*Brief*
Below is a block of records. Copy every line in it that contains the word "Temperatures".
Start
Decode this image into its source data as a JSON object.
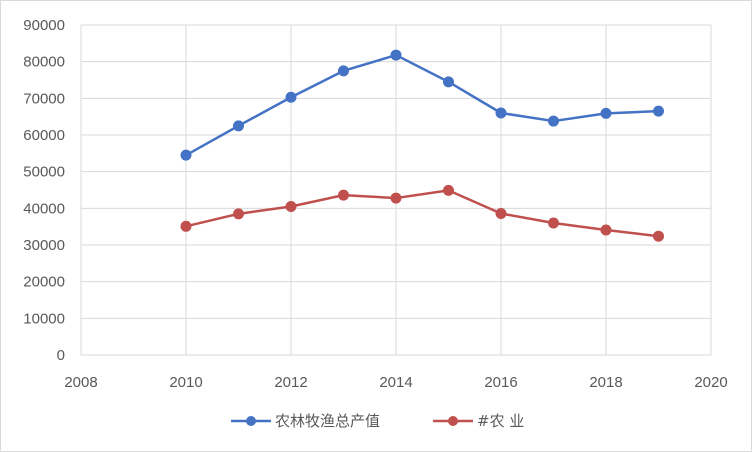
{
  "chart_data": {
    "type": "scatter",
    "xlim": [
      2008,
      2020
    ],
    "ylim": [
      0,
      90000
    ],
    "x_ticks": [
      2008,
      2010,
      2012,
      2014,
      2016,
      2018,
      2020
    ],
    "y_ticks": [
      0,
      10000,
      20000,
      30000,
      40000,
      50000,
      60000,
      70000,
      80000,
      90000
    ],
    "grid": true,
    "legend_position": "bottom",
    "series": [
      {
        "name": "农林牧渔总产值",
        "color": "#4472C4",
        "x": [
          2010,
          2011,
          2012,
          2013,
          2014,
          2015,
          2016,
          2017,
          2018,
          2019
        ],
        "y": [
          54500,
          62500,
          70300,
          77500,
          81800,
          74500,
          66000,
          63800,
          65900,
          66500
        ]
      },
      {
        "name": "#农  业",
        "color": "#C0504D",
        "x": [
          2010,
          2011,
          2012,
          2013,
          2014,
          2015,
          2016,
          2017,
          2018,
          2019
        ],
        "y": [
          35100,
          38500,
          40500,
          43600,
          42800,
          44900,
          38600,
          36000,
          34100,
          32400
        ]
      }
    ]
  }
}
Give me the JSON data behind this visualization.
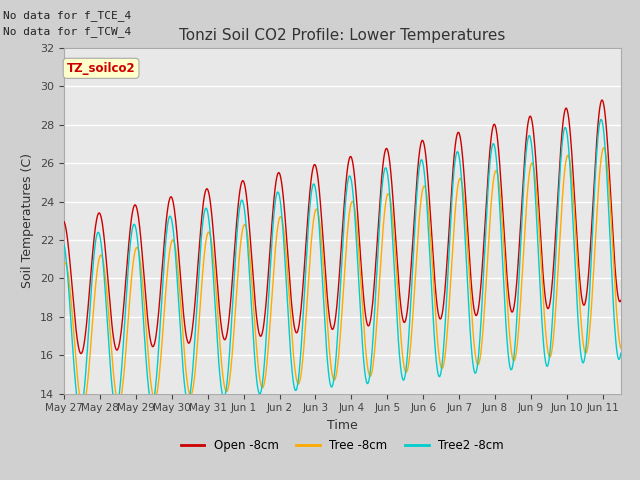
{
  "title": "Tonzi Soil CO2 Profile: Lower Temperatures",
  "xlabel": "Time",
  "ylabel": "Soil Temperatures (C)",
  "ylim": [
    14,
    32
  ],
  "no_data_text": [
    "No data for f_TCE_4",
    "No data for f_TCW_4"
  ],
  "soilco2_label": "TZ_soilco2",
  "legend_labels": [
    "Open -8cm",
    "Tree -8cm",
    "Tree2 -8cm"
  ],
  "line_colors": [
    "#cc0000",
    "#ffaa00",
    "#00cccc"
  ],
  "xtick_labels": [
    "May 27",
    "May 28",
    "May 29",
    "May 30",
    "May 31",
    "Jun 1",
    "Jun 2",
    "Jun 3",
    "Jun 4",
    "Jun 5",
    "Jun 6",
    "Jun 7",
    "Jun 8",
    "Jun 9",
    "Jun 10",
    "Jun 11"
  ],
  "xtick_positions": [
    0,
    1,
    2,
    3,
    4,
    5,
    6,
    7,
    8,
    9,
    10,
    11,
    12,
    13,
    14,
    15
  ],
  "ytick_positions": [
    14,
    16,
    18,
    20,
    22,
    24,
    26,
    28,
    30,
    32
  ],
  "fig_bg": "#d0d0d0",
  "plot_bg": "#e8e8e8",
  "grid_color": "#ffffff",
  "title_fontsize": 11,
  "label_fontsize": 9,
  "tick_fontsize": 8,
  "nodata_fontsize": 8
}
End
*Exercise solution*
  "title": "Tonzi Soil CO2 Profile: Lower Temperatures",
  "ylabel": "Soil Temperatures (C)",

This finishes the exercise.